**What to work on**
What follows is a set of records, each of which is to be written out exactly.

**Stored data entries**
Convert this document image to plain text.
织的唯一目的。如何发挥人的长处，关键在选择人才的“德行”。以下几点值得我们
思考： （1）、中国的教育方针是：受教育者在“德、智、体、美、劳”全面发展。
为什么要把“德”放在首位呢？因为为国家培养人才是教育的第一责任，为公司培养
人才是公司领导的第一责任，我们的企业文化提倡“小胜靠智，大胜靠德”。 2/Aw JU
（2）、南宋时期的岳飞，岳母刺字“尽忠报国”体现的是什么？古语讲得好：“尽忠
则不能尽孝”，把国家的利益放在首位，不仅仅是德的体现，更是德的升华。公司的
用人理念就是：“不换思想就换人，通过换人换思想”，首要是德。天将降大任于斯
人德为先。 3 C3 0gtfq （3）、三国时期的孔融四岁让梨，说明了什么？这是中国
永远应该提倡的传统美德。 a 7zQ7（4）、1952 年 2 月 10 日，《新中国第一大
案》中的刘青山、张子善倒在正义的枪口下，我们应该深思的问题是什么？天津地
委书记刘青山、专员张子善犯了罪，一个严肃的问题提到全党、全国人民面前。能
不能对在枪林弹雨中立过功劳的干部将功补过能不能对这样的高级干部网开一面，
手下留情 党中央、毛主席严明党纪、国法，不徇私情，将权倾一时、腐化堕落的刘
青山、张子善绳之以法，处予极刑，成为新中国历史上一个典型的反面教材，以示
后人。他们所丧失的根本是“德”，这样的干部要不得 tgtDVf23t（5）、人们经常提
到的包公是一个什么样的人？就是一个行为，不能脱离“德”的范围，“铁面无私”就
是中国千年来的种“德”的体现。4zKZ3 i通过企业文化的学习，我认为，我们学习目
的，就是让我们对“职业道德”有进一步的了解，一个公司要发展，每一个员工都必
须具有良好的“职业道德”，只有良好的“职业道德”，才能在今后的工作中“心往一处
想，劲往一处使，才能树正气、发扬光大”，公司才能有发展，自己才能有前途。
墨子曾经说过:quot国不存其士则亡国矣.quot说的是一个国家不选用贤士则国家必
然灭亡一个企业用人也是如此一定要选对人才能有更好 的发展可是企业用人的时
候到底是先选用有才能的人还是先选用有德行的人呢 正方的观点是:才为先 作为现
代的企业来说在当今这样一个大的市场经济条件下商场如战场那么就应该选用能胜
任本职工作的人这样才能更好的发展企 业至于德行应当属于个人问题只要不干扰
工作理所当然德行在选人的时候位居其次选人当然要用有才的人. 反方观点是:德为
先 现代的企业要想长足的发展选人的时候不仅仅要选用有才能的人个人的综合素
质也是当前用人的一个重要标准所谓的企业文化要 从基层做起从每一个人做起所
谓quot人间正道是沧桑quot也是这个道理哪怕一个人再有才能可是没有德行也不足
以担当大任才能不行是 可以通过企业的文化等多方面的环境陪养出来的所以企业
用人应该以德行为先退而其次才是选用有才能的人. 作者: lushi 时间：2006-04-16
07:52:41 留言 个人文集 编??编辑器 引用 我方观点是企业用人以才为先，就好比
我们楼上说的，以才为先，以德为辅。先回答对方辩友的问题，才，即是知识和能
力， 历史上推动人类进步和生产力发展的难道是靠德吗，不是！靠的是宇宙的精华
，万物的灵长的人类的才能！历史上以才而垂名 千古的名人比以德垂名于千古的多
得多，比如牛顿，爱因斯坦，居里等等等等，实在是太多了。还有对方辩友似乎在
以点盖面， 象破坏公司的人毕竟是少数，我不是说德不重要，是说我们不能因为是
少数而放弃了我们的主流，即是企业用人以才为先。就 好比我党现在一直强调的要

**Answer to the task**
Convert this document image to plain text.
织的唯一目的。如何发挥人的长处，关键在选择人才的“德行”。以下几点值得我们
思考： （1）、中国的教育方针是：受教育者在“德、智、体、美、劳”全面发展。
为什么要把“德”放在首位呢？因为为国家培养人才是教育的第一责任，为公司培养
人才是公司领导的第一责任，我们的企业文化提倡“小胜靠智，大胜靠德”。 2/Aw JU
（2）、南宋时期的岳飞，岳母刺字“尽忠报国”体现的是什么？古语讲得好：“尽忠
则不能尽孝”，把国家的利益放在首位，不仅仅是德的体现，更是德的升华。公司的
用人理念就是：“不换思想就换人，通过换人换思想”，首要是德。天将降大任于斯
人德为先。 3 C3 0gtfq （3）、三国时期的孔融四岁让梨，说明了什么？这是中国
永远应该提倡的传统美德。 a 7zQ7（4）、1952 年 2 月 10 日，《新中国第一大
案》中的刘青山、张子善倒在正义的枪口下，我们应该深思的问题是什么？天津地
委书记刘青山、专员张子善犯了罪，一个严肃的问题提到全党、全国人民面前。能
不能对在枪林弹雨中立过功劳的干部将功补过能不能对这样的高级干部网开一面，
手下留情 党中央、毛主席严明党纪、国法，不徇私情，将权倾一时、腐化堕落的刘
青山、张子善绳之以法，处予极刑，成为新中国历史上一个典型的反面教材，以示
后人。他们所丧失的根本是“德”，这样的干部要不得 tgtDVf23t（5）、人们经常提
到的包公是一个什么样的人？就是一个行为，不能脱离“德”的范围，“铁面无私”就
是中国千年来的种“德”的体现。4zKZ3 i通过企业文化的学习，我认为，我们学习目
的，就是让我们对“职业道德”有进一步的了解，一个公司要发展，每一个员工都必
须具有良好的“职业道德”，只有良好的“职业道德”，才能在今后的工作中“心往一处
想，劲往一处使，才能树正气、发扬光大”，公司才能有发展，自己才能有前途。
墨子曾经说过:quot国不存其士则亡国矣.quot说的是一个国家不选用贤士则国家必
然灭亡一个企业用人也是如此一定要选对人才能有更好 的发展可是企业用人的时
候到底是先选用有才能的人还是先选用有德行的人呢 正方的观点是:才为先 作为现
代的企业来说在当今这样一个大的市场经济条件下商场如战场那么就应该选用能胜
任本职工作的人这样才能更好的发展企 业至于德行应当属于个人问题只要不干扰
工作理所当然德行在选人的时候位居其次选人当然要用有才的人. 反方观点是:德为
先 现代的企业要想长足的发展选人的时候不仅仅要选用有才能的人个人的综合素
质也是当前用人的一个重要标准所谓的企业文化要 从基层做起从每一个人做起所
谓quot人间正道是沧桑quot也是这个道理哪怕一个人再有才能可是没有德行也不足
以担当大任才能不行是 可以通过企业的文化等多方面的环境陪养出来的所以企业
用人应该以德行为先退而其次才是选用有才能的人. 作者: lushi 时间：2006-04-16
07:52:41 留言 个人文集 编??编辑器 引用 我方观点是企业用人以才为先，就好比
我们楼上说的，以才为先，以德为辅。先回答对方辩友的问题，才，即是知识和能
力， 历史上推动人类进步和生产力发展的难道是靠德吗，不是！靠的是宇宙的精华
，万物的灵长的人类的才能！历史上以才而垂名 千古的名人比以德垂名于千古的多
得多，比如牛顿，爱因斯坦，居里等等等等，实在是太多了。还有对方辩友似乎在
以点盖面， 象破坏公司的人毕竟是少数，我不是说德不重要，是说我们不能因为是
少数而放弃了我们的主流，即是企业用人以才为先。就 好比我党现在一直强调的要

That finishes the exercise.